## REQUIREMENT
Leave out the pictures and reproduce all of the data exactly.

-- INFORMATION GIVEN start --

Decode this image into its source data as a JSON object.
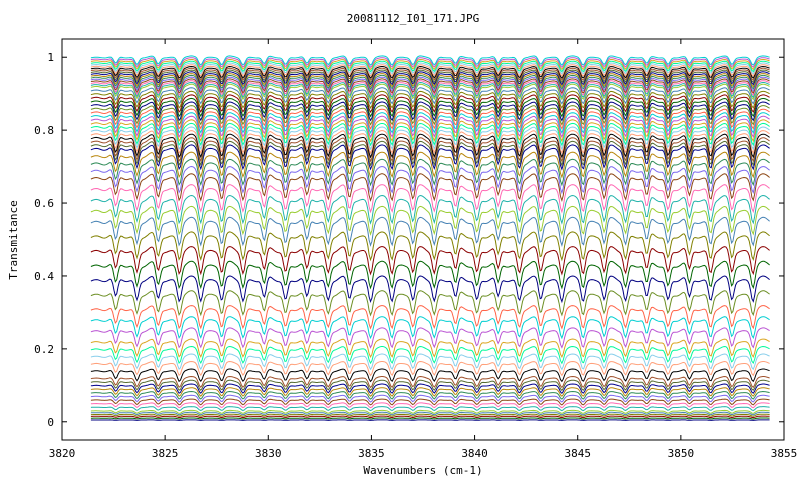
{
  "chart_data": {
    "type": "line",
    "title": "20081112_I01_171.JPG",
    "xlabel": "Wavenumbers (cm-1)",
    "ylabel": "Transmitance",
    "xlim": [
      3820,
      3855
    ],
    "ylim": [
      -0.05,
      1.05
    ],
    "x_ticks": [
      3820,
      3825,
      3830,
      3835,
      3840,
      3845,
      3850,
      3855
    ],
    "y_ticks": [
      0,
      0.2,
      0.4,
      0.6,
      0.8,
      1
    ],
    "x_tick_labels": [
      "3820",
      "3825",
      "3830",
      "3835",
      "3840",
      "3845",
      "3850",
      "3855"
    ],
    "y_tick_labels": [
      "0",
      "0.2",
      "0.4",
      "0.6",
      "0.8",
      "1"
    ],
    "x_range_of_data": [
      3821.4,
      3854.3
    ],
    "strong_absorption_lines_cm-1": [
      3821.9,
      3831.4,
      3834.9,
      3837.8
    ],
    "grid": false,
    "legend": "none",
    "series_count": 70,
    "series_baseline_transmittance": [
      0.005,
      0.01,
      0.015,
      0.02,
      0.025,
      0.03,
      0.04,
      0.05,
      0.06,
      0.07,
      0.08,
      0.09,
      0.1,
      0.11,
      0.12,
      0.14,
      0.16,
      0.18,
      0.2,
      0.22,
      0.25,
      0.28,
      0.31,
      0.35,
      0.39,
      0.43,
      0.47,
      0.51,
      0.55,
      0.58,
      0.61,
      0.64,
      0.67,
      0.69,
      0.71,
      0.73,
      0.75,
      0.76,
      0.77,
      0.78,
      0.79,
      0.8,
      0.81,
      0.82,
      0.83,
      0.84,
      0.85,
      0.86,
      0.87,
      0.88,
      0.89,
      0.9,
      0.91,
      0.92,
      0.925,
      0.93,
      0.935,
      0.94,
      0.945,
      0.95,
      0.955,
      0.96,
      0.965,
      0.97,
      0.975,
      0.98,
      0.985,
      0.99,
      0.995,
      1.0
    ],
    "series_colors": [
      "#000080",
      "#006400",
      "#8b0000",
      "#808000",
      "#4682b4",
      "#9acd32",
      "#20b2aa",
      "#ff69b4",
      "#8b4513",
      "#7b68ee",
      "#2e8b57",
      "#b8860b",
      "#00008b",
      "#556b2f",
      "#a0522d",
      "#000000",
      "#ffa07a",
      "#87ceeb",
      "#00fa9a",
      "#daa520",
      "#ba55d3",
      "#00ced1",
      "#ff6347",
      "#6b8e23"
    ]
  }
}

-- INFORMATION GIVEN end --

## EXERCISE SOLUTION
Decode this image into its source data as a JSON object.
{
  "chart_data": {
    "type": "line",
    "title": "20081112_I01_171.JPG",
    "xlabel": "Wavenumbers (cm-1)",
    "ylabel": "Transmitance",
    "xlim": [
      3820,
      3855
    ],
    "ylim": [
      -0.05,
      1.05
    ],
    "x_ticks": [
      3820,
      3825,
      3830,
      3835,
      3840,
      3845,
      3850,
      3855
    ],
    "y_ticks": [
      0,
      0.2,
      0.4,
      0.6,
      0.8,
      1
    ],
    "x_tick_labels": [
      "3820",
      "3825",
      "3830",
      "3835",
      "3840",
      "3845",
      "3850",
      "3855"
    ],
    "y_tick_labels": [
      "0",
      "0.2",
      "0.4",
      "0.6",
      "0.8",
      "1"
    ],
    "x_range_of_data": [
      3821.4,
      3854.3
    ],
    "strong_absorption_lines_cm-1": [
      3821.9,
      3831.4,
      3834.9,
      3837.8
    ],
    "grid": false,
    "legend": "none",
    "series_count": 70,
    "series_baseline_transmittance": [
      0.005,
      0.01,
      0.015,
      0.02,
      0.025,
      0.03,
      0.04,
      0.05,
      0.06,
      0.07,
      0.08,
      0.09,
      0.1,
      0.11,
      0.12,
      0.14,
      0.16,
      0.18,
      0.2,
      0.22,
      0.25,
      0.28,
      0.31,
      0.35,
      0.39,
      0.43,
      0.47,
      0.51,
      0.55,
      0.58,
      0.61,
      0.64,
      0.67,
      0.69,
      0.71,
      0.73,
      0.75,
      0.76,
      0.77,
      0.78,
      0.79,
      0.8,
      0.81,
      0.82,
      0.83,
      0.84,
      0.85,
      0.86,
      0.87,
      0.88,
      0.89,
      0.9,
      0.91,
      0.92,
      0.925,
      0.93,
      0.935,
      0.94,
      0.945,
      0.95,
      0.955,
      0.96,
      0.965,
      0.97,
      0.975,
      0.98,
      0.985,
      0.99,
      0.995,
      1.0
    ],
    "series_colors": [
      "#000080",
      "#006400",
      "#8b0000",
      "#808000",
      "#4682b4",
      "#9acd32",
      "#20b2aa",
      "#ff69b4",
      "#8b4513",
      "#7b68ee",
      "#2e8b57",
      "#b8860b",
      "#00008b",
      "#556b2f",
      "#a0522d",
      "#000000",
      "#ffa07a",
      "#87ceeb",
      "#00fa9a",
      "#daa520",
      "#ba55d3",
      "#00ced1",
      "#ff6347",
      "#6b8e23"
    ]
  }
}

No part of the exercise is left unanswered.